## Begin Records provided

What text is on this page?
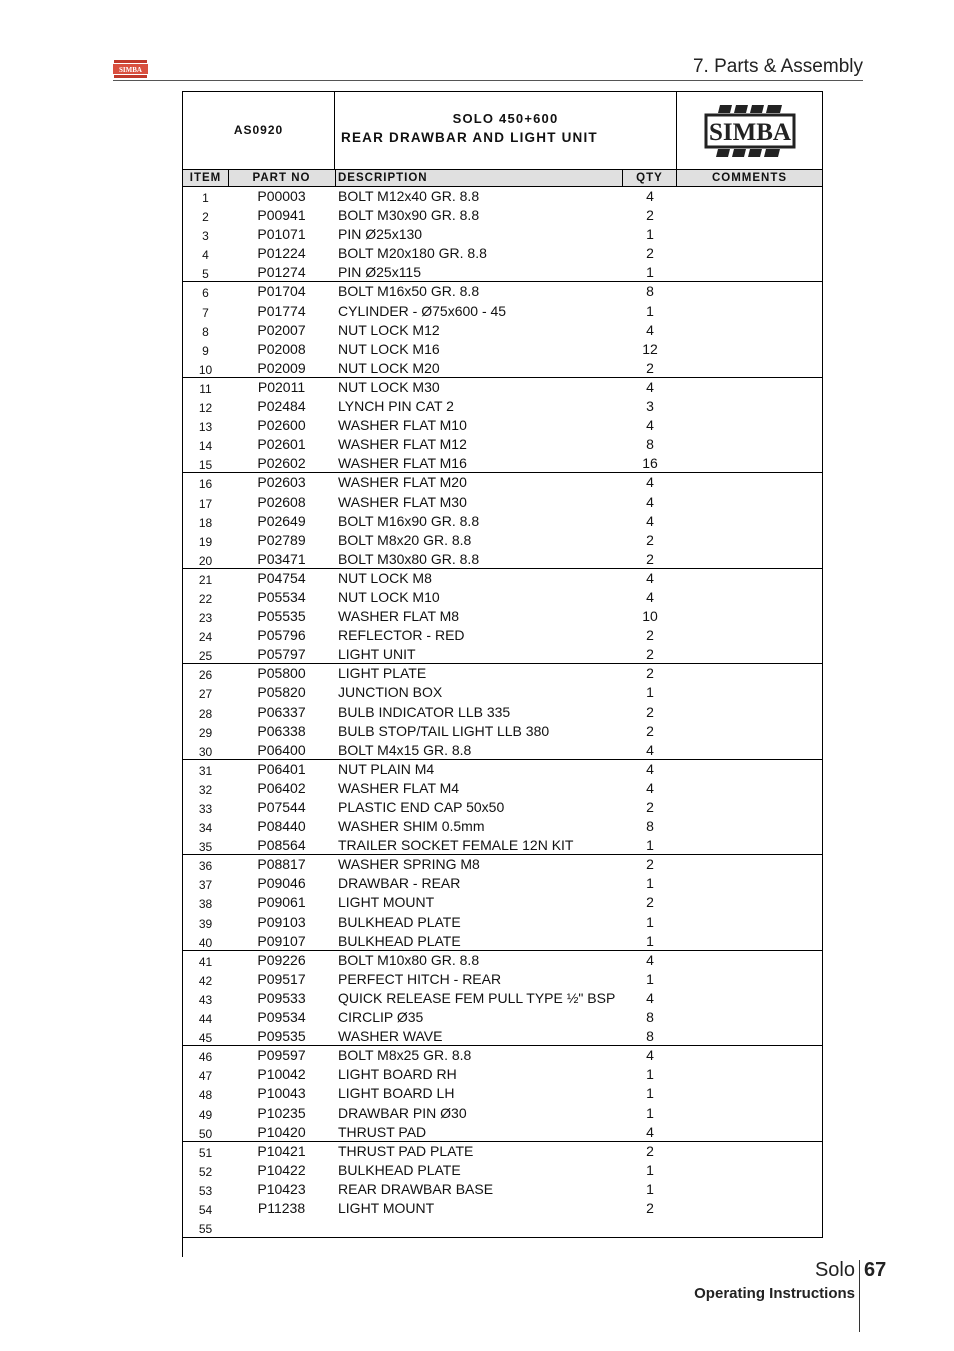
SIMBA	7. Parts & Assembly
AS0920
SOLO 450+600
REAR DRAWBAR AND LIGHT UNIT	SIMBA
ITEM	PART NO	DESCRIPTION	QTY	COMMENTS
1	P00003	BOLT M12x40 GR. 8.8	4
2	P00941	BOLT M30x90 GR. 8.8	2
3	P01071	PIN Ø25x130	1
4	P01224	BOLT M20x180 GR. 8.8	2
5	P01274	PIN Ø25x115	1
6	P01704	BOLT M16x50 GR. 8.8	8
7	P01774	CYLINDER - Ø75x600 - 45	1
8	P02007	NUT LOCK M12	4
9	P02008	NUT LOCK M16	12
10	P02009	NUT LOCK M20	2
11	P02011	NUT LOCK M30	4
12	P02484	LYNCH PIN CAT 2	3
13	P02600	WASHER FLAT M10	4
14	P02601	WASHER FLAT M12	8
15	P02602	WASHER FLAT M16	16
16	P02603	WASHER FLAT M20	4
17	P02608	WASHER FLAT M30	4
18	P02649	BOLT M16x90 GR. 8.8	4
19	P02789	BOLT M8x20 GR. 8.8	2
20	P03471	BOLT M30x80 GR. 8.8	2
21	P04754	NUT LOCK M8	4
22	P05534	NUT LOCK M10	4
23	P05535	WASHER FLAT M8	10
24	P05796	REFLECTOR - RED	2
25	P05797	LIGHT UNIT	2
26	P05800	LIGHT PLATE	2
27	P05820	JUNCTION BOX	1
28	P06337	BULB INDICATOR LLB 335	2
29	P06338	BULB STOP/TAIL LIGHT LLB 380	2
30	P06400	BOLT M4x15 GR. 8.8	4
31	P06401	NUT PLAIN M4	4
32	P06402	WASHER FLAT M4	4
33	P07544	PLASTIC END CAP 50x50	2
34	P08440	WASHER SHIM 0.5mm	8
35	P08564	TRAILER SOCKET FEMALE 12N KIT	1
36	P08817	WASHER SPRING M8	2
37	P09046	DRAWBAR - REAR	1
38	P09061	LIGHT MOUNT	2
39	P09103	BULKHEAD PLATE	1
40	P09107	BULKHEAD PLATE	1
41	P09226	BOLT M10x80 GR. 8.8	4
42	P09517	PERFECT HITCH - REAR	1
43	P09533	QUICK RELEASE FEM PULL TYPE ½" BSP	4
44	P09534	CIRCLIP Ø35	8
45	P09535	WASHER WAVE	8
46	P09597	BOLT M8x25 GR. 8.8	4
47	P10042	LIGHT BOARD RH	1
48	P10043	LIGHT BOARD LH	1
49	P10235	DRAWBAR PIN Ø30	1
50	P10420	THRUST PAD	4
51	P10421	THRUST PAD PLATE	2
52	P10422	BULKHEAD PLATE	1
53	P10423	REAR DRAWBAR BASE	1
54	P11238	LIGHT MOUNT	2
55
Solo 67
Operating Instructions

## End Records provided

### The request:
Take the entries shown above and quote them verbatim, passing over the pictures.

### Expected answer:
What text is on this page?
SIMBA	7. Parts & Assembly
AS0920
SOLO 450+600
REAR DRAWBAR AND LIGHT UNIT	SIMBA
ITEM	PART NO	DESCRIPTION	QTY	COMMENTS
1	P00003	BOLT M12x40 GR. 8.8	4
2	P00941	BOLT M30x90 GR. 8.8	2
3	P01071	PIN Ø25x130	1
4	P01224	BOLT M20x180 GR. 8.8	2
5	P01274	PIN Ø25x115	1
6	P01704	BOLT M16x50 GR. 8.8	8
7	P01774	CYLINDER - Ø75x600 - 45	1
8	P02007	NUT LOCK M12	4
9	P02008	NUT LOCK M16	12
10	P02009	NUT LOCK M20	2
11	P02011	NUT LOCK M30	4
12	P02484	LYNCH PIN CAT 2	3
13	P02600	WASHER FLAT M10	4
14	P02601	WASHER FLAT M12	8
15	P02602	WASHER FLAT M16	16
16	P02603	WASHER FLAT M20	4
17	P02608	WASHER FLAT M30	4
18	P02649	BOLT M16x90 GR. 8.8	4
19	P02789	BOLT M8x20 GR. 8.8	2
20	P03471	BOLT M30x80 GR. 8.8	2
21	P04754	NUT LOCK M8	4
22	P05534	NUT LOCK M10	4
23	P05535	WASHER FLAT M8	10
24	P05796	REFLECTOR - RED	2
25	P05797	LIGHT UNIT	2
26	P05800	LIGHT PLATE	2
27	P05820	JUNCTION BOX	1
28	P06337	BULB INDICATOR LLB 335	2
29	P06338	BULB STOP/TAIL LIGHT LLB 380	2
30	P06400	BOLT M4x15 GR. 8.8	4
31	P06401	NUT PLAIN M4	4
32	P06402	WASHER FLAT M4	4
33	P07544	PLASTIC END CAP 50x50	2
34	P08440	WASHER SHIM 0.5mm	8
35	P08564	TRAILER SOCKET FEMALE 12N KIT	1
36	P08817	WASHER SPRING M8	2
37	P09046	DRAWBAR - REAR	1
38	P09061	LIGHT MOUNT	2
39	P09103	BULKHEAD PLATE	1
40	P09107	BULKHEAD PLATE	1
41	P09226	BOLT M10x80 GR. 8.8	4
42	P09517	PERFECT HITCH - REAR	1
43	P09533	QUICK RELEASE FEM PULL TYPE ½" BSP	4
44	P09534	CIRCLIP Ø35	8
45	P09535	WASHER WAVE	8
46	P09597	BOLT M8x25 GR. 8.8	4
47	P10042	LIGHT BOARD RH	1
48	P10043	LIGHT BOARD LH	1
49	P10235	DRAWBAR PIN Ø30	1
50	P10420	THRUST PAD	4
51	P10421	THRUST PAD PLATE	2
52	P10422	BULKHEAD PLATE	1
53	P10423	REAR DRAWBAR BASE	1
54	P11238	LIGHT MOUNT	2
55
Solo 67
Operating Instructions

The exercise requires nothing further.